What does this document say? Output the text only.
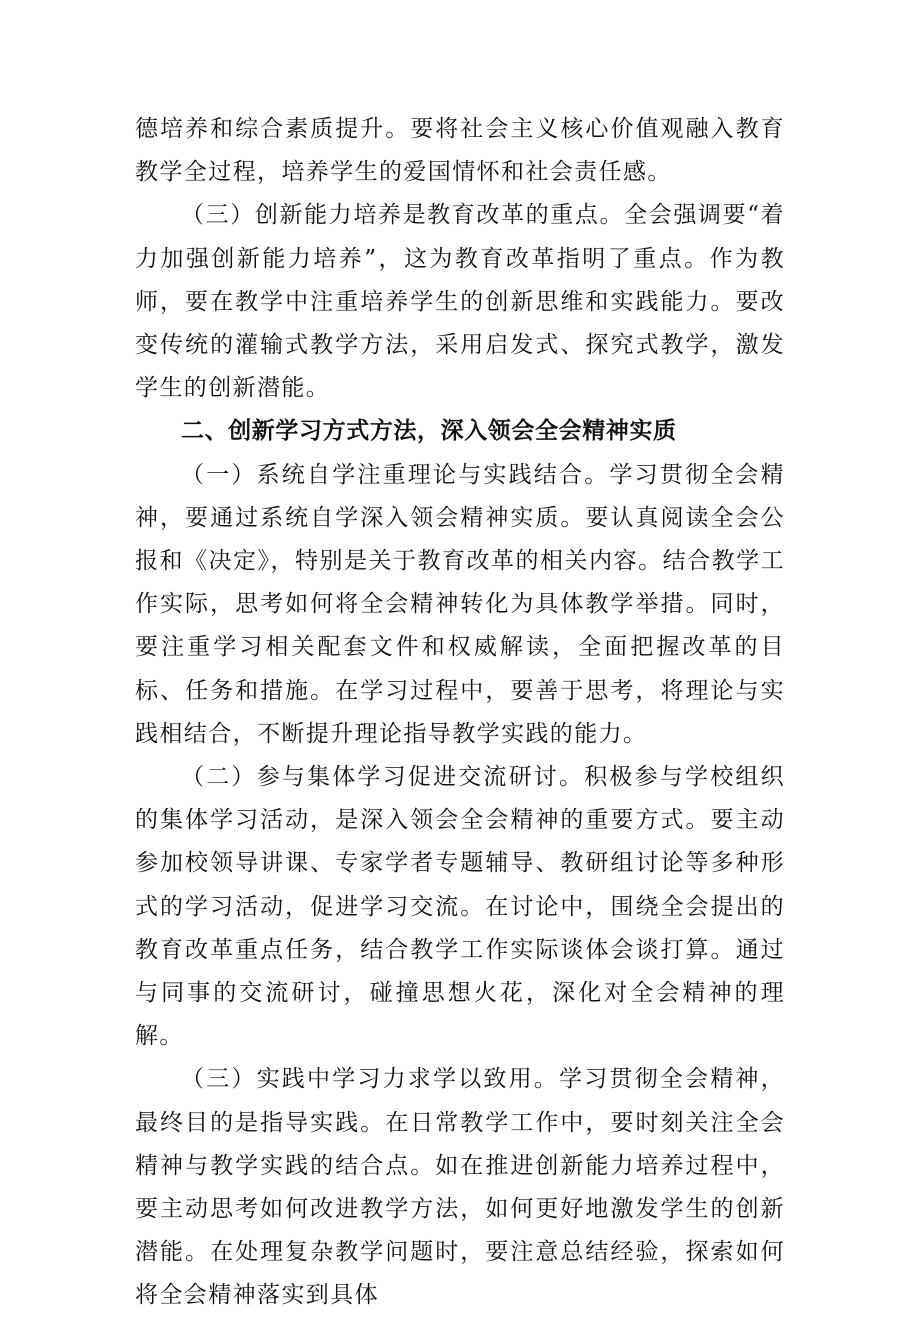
德培养和综合素质提升。要将社会主义核心价值观融入教育教学全过程，培养学生的爱国情怀和社会责任感。

（三）创新能力培养是教育改革的重点。全会强调要“着力加强创新能力培养”，这为教育改革指明了重点。作为教师，要在教学中注重培养学生的创新思维和实践能力。要改变传统的灌输式教学方法，采用启发式、探究式教学，激发学生的创新潜能。

二、创新学习方式方法，深入领会全会精神实质

（一）系统自学注重理论与实践结合。学习贯彻全会精神，要通过系统自学深入领会精神实质。要认真阅读全会公报和《决定》，特别是关于教育改革的相关内容。结合教学工作实际，思考如何将全会精神转化为具体教学举措。同时，要注重学习相关配套文件和权威解读，全面把握改革的目标、任务和措施。在学习过程中，要善于思考，将理论与实践相结合，不断提升理论指导教学实践的能力。

（二）参与集体学习促进交流研讨。积极参与学校组织的集体学习活动，是深入领会全会精神的重要方式。要主动参加校领导讲课、专家学者专题辅导、教研组讨论等多种形式的学习活动，促进学习交流。在讨论中，围绕全会提出的教育改革重点任务，结合教学工作实际谈体会谈打算。通过与同事的交流研讨，碰撞思想火花，深化对全会精神的理解。

（三）实践中学习力求学以致用。学习贯彻全会精神，最终目的是指导实践。在日常教学工作中，要时刻关注全会精神与教学实践的结合点。如在推进创新能力培养过程中，要主动思考如何改进教学方法，如何更好地激发学生的创新潜能。在处理复杂教学问题时，要注意总结经验，探索如何将全会精神落实到具体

• **SHORT TASK**
Make a copy of each line that contains the string "学习贯彻全会精神".

• **EXERCISE RESPONSE**
（一）系统自学注重理论与实践结合。学习贯彻全会精神，要通过系统自学深入领会精神实质。要认真阅读全会公报和《决定》，特别是关于教育改革的相关内容。结合教学工作实际，思考如何将全会精神转化为具体教学举措。同时，要注重学习相关配套文件和权威解读，全面把握改革的目标、任务和措施。在学习过程中，要善于思考，将理论与实践相结合，不断提升理论指导教学实践的能力。
（三）实践中学习力求学以致用。学习贯彻全会精神，最终目的是指导实践。在日常教学工作中，要时刻关注全会精神与教学实践的结合点。如在推进创新能力培养过程中，要主动思考如何改进教学方法，如何更好地激发学生的创新潜能。在处理复杂教学问题时，要注意总结经验，探索如何将全会精神落实到具体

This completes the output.